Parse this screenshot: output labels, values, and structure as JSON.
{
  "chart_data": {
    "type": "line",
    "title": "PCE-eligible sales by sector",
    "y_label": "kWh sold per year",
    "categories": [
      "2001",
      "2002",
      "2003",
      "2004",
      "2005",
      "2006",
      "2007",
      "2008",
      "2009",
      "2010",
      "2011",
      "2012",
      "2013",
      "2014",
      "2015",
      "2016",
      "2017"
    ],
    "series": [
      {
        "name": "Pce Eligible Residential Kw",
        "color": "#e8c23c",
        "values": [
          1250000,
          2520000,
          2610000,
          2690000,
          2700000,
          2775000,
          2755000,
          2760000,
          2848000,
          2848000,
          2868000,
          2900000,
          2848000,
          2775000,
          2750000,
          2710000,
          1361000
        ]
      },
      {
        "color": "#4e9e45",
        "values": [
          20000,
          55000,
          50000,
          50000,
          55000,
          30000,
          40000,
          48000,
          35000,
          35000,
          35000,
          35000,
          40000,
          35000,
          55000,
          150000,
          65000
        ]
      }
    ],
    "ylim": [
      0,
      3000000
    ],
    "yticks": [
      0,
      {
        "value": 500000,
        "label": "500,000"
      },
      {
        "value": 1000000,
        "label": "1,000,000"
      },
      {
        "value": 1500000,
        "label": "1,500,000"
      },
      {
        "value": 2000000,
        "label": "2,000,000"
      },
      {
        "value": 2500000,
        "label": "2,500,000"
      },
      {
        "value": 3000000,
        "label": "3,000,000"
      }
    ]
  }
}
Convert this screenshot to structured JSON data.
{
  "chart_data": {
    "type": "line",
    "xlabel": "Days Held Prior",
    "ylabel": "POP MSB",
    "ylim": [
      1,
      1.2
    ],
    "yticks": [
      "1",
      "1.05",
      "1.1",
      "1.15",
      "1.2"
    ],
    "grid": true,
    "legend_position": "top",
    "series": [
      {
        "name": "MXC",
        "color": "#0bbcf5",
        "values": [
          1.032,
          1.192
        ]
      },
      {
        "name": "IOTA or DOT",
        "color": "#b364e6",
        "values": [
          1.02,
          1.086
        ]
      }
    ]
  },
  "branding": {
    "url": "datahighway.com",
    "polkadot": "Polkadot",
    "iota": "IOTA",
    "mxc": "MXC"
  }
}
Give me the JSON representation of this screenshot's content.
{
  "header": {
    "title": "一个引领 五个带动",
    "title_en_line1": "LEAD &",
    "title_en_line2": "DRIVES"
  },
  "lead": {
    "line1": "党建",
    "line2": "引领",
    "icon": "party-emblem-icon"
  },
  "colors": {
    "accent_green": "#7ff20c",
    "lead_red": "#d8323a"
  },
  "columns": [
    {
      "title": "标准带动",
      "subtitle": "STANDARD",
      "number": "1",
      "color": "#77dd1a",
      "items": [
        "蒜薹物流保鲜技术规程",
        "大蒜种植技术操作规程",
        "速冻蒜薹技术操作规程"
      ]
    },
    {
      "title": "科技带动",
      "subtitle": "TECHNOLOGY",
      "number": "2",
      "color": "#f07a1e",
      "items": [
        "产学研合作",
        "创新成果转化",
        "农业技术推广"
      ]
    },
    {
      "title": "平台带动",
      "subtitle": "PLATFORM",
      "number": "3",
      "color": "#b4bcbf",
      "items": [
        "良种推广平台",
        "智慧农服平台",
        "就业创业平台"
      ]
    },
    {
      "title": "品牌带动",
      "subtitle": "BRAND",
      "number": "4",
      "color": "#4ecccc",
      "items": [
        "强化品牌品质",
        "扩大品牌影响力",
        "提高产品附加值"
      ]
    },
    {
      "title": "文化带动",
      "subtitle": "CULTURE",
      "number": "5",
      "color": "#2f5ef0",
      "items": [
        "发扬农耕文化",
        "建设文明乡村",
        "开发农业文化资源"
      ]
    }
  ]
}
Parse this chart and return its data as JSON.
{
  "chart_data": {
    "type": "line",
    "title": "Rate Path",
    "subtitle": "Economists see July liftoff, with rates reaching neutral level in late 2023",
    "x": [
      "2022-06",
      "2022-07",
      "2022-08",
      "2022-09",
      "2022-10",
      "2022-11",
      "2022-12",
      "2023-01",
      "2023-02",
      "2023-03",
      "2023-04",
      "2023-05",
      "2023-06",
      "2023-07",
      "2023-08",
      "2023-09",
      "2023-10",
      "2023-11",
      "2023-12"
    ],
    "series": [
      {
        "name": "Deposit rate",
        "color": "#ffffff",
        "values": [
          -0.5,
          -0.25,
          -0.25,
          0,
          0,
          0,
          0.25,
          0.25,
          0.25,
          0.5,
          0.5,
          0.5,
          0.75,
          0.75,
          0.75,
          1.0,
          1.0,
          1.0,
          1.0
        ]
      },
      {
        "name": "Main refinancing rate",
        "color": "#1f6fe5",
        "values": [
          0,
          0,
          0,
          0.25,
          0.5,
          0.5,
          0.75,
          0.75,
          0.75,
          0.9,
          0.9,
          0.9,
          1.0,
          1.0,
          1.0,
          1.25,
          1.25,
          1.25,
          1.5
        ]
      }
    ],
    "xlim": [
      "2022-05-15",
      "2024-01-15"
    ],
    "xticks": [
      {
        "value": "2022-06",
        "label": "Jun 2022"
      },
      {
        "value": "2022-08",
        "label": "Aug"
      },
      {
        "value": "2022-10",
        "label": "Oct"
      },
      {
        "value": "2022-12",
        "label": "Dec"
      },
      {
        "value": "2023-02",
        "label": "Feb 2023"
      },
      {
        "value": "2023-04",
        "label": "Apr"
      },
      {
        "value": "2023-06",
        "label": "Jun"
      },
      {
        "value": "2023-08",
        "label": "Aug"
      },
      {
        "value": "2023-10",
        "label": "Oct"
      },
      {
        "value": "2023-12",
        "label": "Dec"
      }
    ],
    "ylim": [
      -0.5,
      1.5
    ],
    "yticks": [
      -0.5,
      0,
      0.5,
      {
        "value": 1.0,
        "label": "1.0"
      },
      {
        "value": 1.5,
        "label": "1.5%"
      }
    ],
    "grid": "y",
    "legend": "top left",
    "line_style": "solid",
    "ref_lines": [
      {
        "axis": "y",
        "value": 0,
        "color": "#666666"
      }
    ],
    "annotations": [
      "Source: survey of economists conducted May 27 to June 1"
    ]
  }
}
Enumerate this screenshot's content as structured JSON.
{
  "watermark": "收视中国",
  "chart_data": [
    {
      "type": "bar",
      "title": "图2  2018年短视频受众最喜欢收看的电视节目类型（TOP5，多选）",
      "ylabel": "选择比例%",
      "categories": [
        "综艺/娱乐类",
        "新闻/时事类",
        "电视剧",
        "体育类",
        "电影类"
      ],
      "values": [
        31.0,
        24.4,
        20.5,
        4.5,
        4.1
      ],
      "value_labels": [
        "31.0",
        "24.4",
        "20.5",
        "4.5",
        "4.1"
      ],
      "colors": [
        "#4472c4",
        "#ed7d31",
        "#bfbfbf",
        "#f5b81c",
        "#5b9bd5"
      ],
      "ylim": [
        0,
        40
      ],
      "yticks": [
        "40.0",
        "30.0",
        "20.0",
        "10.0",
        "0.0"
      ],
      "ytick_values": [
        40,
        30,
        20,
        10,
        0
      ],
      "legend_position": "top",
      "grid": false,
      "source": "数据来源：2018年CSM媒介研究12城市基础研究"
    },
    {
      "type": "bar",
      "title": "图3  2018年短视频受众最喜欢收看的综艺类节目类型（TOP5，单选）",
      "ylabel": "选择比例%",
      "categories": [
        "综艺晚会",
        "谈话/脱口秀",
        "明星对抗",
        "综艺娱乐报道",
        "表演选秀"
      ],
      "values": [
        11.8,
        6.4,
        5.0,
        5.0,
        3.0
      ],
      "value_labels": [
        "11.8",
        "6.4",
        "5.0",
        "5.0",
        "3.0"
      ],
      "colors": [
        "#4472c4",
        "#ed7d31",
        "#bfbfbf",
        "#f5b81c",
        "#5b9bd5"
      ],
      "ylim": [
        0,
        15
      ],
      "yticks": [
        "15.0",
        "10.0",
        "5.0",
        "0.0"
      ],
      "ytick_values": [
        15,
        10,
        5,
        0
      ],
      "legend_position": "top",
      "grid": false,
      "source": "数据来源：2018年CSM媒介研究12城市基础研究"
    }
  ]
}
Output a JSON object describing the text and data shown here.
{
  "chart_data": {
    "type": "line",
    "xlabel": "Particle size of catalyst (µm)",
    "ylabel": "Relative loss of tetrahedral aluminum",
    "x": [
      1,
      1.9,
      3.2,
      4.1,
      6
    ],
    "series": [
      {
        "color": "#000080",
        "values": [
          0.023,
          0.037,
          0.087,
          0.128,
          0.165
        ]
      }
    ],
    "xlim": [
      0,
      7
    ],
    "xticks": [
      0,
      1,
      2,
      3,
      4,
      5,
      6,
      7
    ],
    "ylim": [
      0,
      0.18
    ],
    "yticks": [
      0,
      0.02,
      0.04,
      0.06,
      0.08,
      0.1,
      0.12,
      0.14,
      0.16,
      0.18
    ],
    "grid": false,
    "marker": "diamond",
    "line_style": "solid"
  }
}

What needs to be done —
Using the records above, copy each line that contains "structured".

Solution —
Convert this screenshot to structured JSON data.
Enumerate this screenshot's content as structured JSON.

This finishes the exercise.